Rows from a figure dataset
▼▼▼

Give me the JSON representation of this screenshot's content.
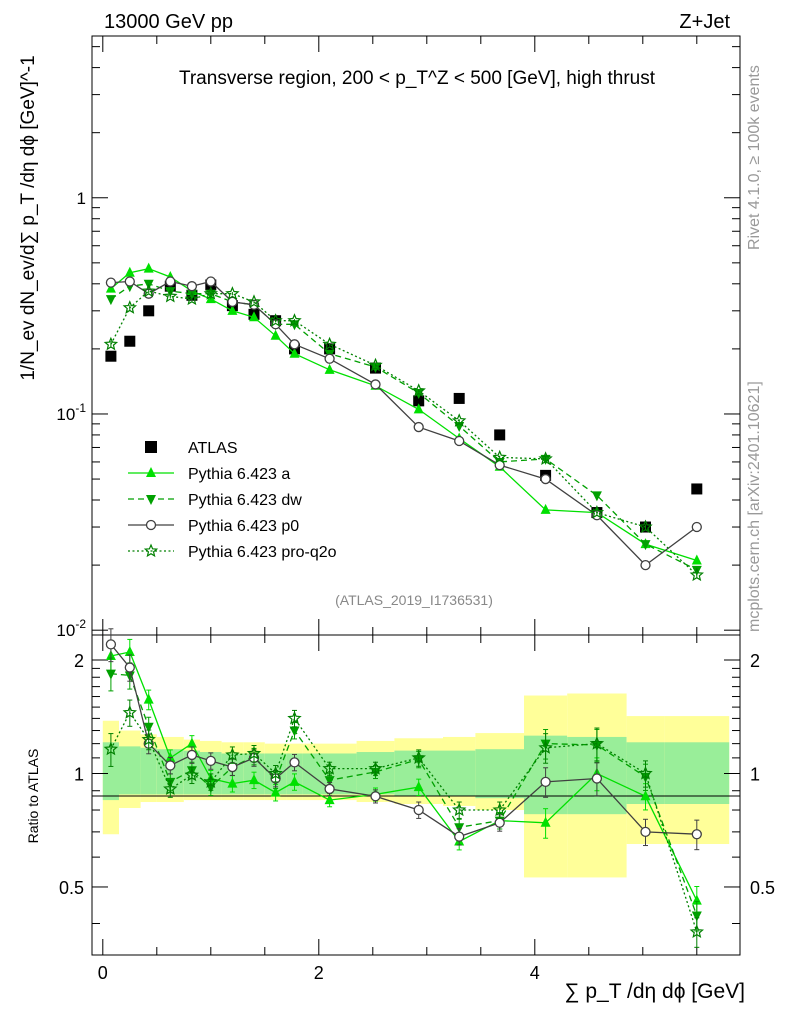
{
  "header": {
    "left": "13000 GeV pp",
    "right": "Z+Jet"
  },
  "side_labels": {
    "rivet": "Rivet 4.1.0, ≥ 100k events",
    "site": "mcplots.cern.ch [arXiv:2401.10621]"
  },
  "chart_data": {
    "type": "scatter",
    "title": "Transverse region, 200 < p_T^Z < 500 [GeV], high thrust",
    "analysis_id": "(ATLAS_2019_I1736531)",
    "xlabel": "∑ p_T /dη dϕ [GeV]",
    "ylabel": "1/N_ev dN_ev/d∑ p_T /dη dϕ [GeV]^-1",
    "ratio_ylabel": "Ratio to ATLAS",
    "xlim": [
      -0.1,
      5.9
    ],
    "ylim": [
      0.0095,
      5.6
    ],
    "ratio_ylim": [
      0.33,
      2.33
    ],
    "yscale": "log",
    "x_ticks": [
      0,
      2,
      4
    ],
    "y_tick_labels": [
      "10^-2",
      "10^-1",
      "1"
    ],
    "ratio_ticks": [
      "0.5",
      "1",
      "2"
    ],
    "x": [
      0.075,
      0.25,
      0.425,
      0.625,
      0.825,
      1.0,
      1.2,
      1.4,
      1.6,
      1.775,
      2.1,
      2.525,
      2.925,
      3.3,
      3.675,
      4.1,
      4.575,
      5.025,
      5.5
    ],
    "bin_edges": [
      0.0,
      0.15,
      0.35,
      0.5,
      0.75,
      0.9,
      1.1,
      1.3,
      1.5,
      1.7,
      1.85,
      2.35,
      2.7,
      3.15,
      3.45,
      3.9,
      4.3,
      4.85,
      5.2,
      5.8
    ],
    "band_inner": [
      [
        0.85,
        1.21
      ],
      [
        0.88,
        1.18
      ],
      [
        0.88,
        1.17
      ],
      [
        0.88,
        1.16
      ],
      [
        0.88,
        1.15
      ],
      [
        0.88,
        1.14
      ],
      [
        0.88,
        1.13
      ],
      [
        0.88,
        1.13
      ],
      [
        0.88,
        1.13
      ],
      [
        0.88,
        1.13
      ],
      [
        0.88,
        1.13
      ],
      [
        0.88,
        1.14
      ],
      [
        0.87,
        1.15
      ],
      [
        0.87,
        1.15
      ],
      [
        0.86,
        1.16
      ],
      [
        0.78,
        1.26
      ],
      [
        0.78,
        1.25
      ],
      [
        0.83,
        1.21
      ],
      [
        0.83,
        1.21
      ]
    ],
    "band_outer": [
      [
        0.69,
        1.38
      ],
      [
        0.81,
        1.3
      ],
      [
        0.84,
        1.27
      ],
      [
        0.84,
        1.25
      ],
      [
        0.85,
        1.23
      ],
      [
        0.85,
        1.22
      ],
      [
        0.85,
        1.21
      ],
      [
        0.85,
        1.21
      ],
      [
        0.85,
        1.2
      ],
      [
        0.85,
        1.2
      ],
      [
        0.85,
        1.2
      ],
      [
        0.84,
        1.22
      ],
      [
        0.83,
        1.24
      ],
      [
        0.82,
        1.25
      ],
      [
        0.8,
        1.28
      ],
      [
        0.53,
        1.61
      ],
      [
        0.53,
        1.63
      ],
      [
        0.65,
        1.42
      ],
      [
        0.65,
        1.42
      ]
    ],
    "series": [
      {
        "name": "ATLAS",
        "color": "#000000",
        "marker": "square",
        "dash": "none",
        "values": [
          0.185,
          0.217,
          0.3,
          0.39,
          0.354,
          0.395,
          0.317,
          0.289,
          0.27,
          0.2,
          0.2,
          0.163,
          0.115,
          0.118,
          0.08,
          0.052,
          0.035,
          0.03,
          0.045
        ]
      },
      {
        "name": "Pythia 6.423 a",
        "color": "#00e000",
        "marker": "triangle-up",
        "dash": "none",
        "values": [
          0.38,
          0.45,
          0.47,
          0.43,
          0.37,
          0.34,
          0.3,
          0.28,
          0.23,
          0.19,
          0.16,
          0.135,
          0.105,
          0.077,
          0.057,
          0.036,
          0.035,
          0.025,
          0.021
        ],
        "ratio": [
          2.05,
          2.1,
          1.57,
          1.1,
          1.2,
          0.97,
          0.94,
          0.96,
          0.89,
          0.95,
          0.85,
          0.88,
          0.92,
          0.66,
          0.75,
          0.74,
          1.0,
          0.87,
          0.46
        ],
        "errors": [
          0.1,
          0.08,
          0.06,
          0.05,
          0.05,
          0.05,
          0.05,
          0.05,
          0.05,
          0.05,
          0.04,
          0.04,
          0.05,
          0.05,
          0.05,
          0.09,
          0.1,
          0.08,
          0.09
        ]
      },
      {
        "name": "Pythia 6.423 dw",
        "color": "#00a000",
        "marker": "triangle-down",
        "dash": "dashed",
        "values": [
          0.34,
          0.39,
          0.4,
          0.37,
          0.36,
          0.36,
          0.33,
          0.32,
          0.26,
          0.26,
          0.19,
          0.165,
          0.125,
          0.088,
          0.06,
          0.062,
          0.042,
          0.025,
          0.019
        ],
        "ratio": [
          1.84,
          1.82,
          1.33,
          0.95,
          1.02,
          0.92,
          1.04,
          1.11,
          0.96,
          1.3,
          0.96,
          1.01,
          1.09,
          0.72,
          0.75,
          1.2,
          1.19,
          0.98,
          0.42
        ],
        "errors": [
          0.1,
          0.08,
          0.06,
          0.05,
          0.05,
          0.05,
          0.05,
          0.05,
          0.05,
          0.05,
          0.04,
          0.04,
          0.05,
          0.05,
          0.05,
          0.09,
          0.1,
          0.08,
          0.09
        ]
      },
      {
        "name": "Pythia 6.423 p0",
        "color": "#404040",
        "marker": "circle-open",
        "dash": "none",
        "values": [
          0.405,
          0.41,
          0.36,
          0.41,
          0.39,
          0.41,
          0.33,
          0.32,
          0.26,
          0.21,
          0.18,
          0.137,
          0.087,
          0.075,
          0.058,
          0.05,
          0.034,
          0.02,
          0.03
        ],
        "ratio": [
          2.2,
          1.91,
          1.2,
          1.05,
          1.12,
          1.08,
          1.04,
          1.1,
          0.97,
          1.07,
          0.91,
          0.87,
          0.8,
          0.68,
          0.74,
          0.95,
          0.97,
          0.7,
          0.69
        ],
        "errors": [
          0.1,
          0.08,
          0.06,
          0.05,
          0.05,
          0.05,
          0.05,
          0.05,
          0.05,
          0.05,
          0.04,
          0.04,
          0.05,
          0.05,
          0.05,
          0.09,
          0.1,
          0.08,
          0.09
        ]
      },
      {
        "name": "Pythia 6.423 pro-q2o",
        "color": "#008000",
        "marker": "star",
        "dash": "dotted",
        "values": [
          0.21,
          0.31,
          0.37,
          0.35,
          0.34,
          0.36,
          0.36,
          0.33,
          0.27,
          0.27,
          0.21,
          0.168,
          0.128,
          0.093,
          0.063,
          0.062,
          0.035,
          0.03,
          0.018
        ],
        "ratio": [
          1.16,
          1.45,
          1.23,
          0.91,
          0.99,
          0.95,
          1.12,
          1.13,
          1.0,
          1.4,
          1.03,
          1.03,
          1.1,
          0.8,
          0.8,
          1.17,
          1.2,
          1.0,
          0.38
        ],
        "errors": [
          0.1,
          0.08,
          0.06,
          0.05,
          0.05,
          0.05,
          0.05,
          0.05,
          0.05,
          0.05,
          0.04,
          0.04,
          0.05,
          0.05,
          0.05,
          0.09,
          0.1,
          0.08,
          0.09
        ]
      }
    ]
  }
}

▲▲▲
▼▼▼

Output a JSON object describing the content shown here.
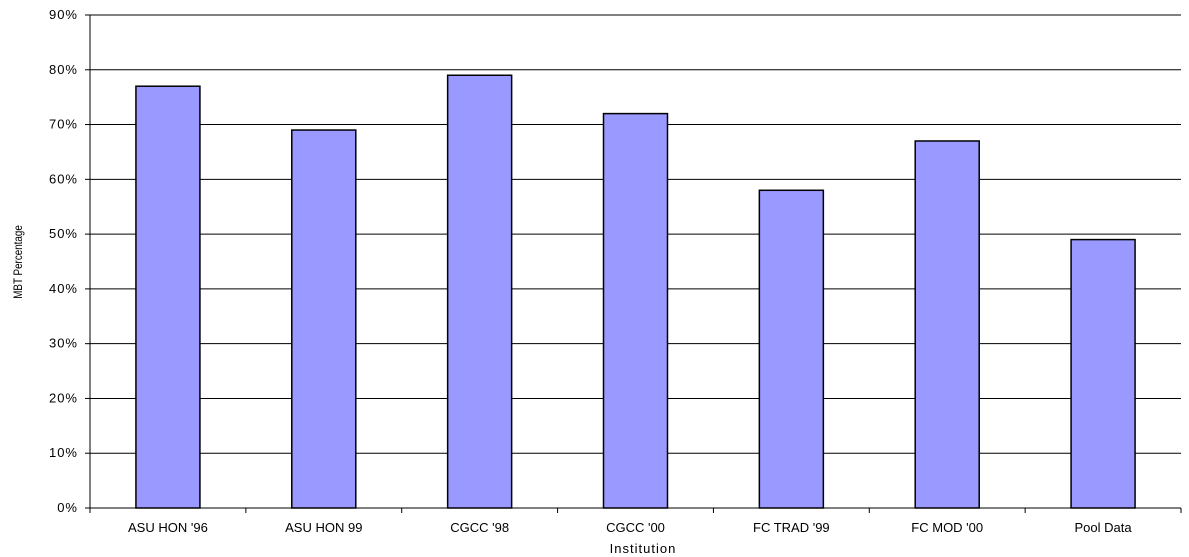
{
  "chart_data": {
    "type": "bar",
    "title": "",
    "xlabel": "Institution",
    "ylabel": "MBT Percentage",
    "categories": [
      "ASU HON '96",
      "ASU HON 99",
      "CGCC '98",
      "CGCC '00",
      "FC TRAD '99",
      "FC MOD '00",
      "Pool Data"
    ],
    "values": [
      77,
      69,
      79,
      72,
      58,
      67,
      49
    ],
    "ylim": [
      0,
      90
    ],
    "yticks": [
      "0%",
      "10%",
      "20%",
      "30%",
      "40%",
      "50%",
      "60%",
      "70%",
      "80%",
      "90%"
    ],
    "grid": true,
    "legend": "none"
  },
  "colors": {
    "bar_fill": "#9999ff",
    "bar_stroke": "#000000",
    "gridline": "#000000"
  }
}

▲▲▲
▼▼▼

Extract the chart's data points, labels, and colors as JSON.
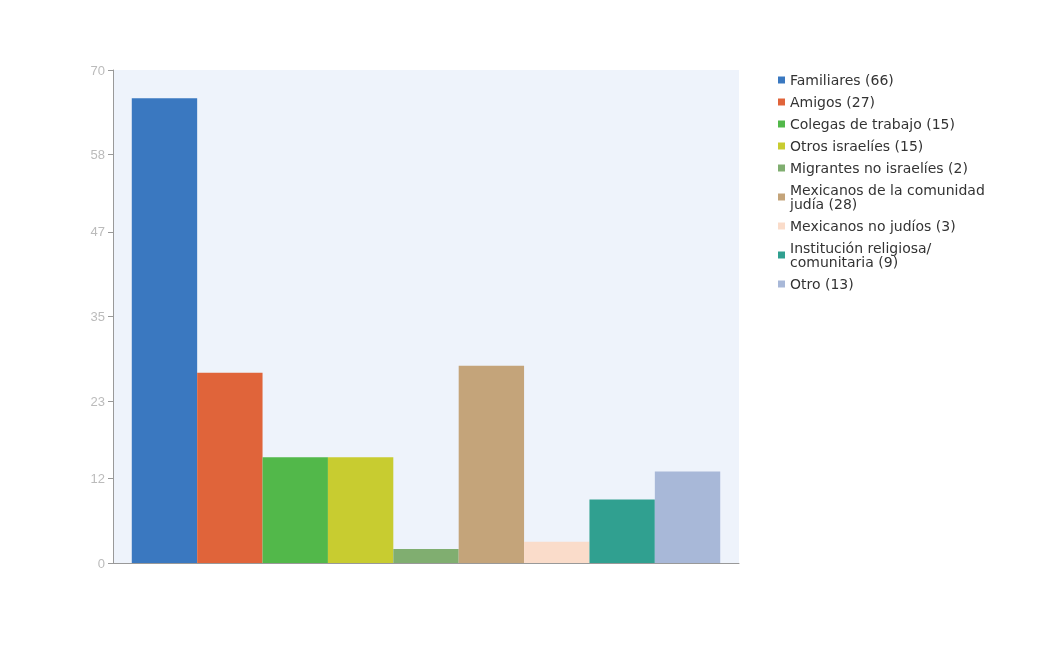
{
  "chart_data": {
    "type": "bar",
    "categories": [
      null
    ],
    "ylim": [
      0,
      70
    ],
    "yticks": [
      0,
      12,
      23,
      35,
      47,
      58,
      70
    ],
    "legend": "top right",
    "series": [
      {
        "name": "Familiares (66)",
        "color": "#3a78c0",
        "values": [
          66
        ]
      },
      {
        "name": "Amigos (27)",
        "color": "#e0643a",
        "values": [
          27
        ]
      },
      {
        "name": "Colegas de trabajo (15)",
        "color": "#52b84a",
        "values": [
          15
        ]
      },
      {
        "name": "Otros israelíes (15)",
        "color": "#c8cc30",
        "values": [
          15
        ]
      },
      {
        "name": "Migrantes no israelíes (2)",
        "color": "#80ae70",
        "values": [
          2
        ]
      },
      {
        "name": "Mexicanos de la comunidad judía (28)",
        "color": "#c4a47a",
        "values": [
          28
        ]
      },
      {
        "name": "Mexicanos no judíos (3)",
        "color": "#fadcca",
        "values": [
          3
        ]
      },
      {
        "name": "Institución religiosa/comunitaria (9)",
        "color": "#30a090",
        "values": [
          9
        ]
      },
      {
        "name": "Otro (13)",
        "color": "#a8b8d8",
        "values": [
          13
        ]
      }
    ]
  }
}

▲▲▲

Copy every line of the data that holds the string "xlabel".

- Complete response
    "xlabel": "∑ p_T /dη dϕ [GeV]",
    "xlabel": "Institution",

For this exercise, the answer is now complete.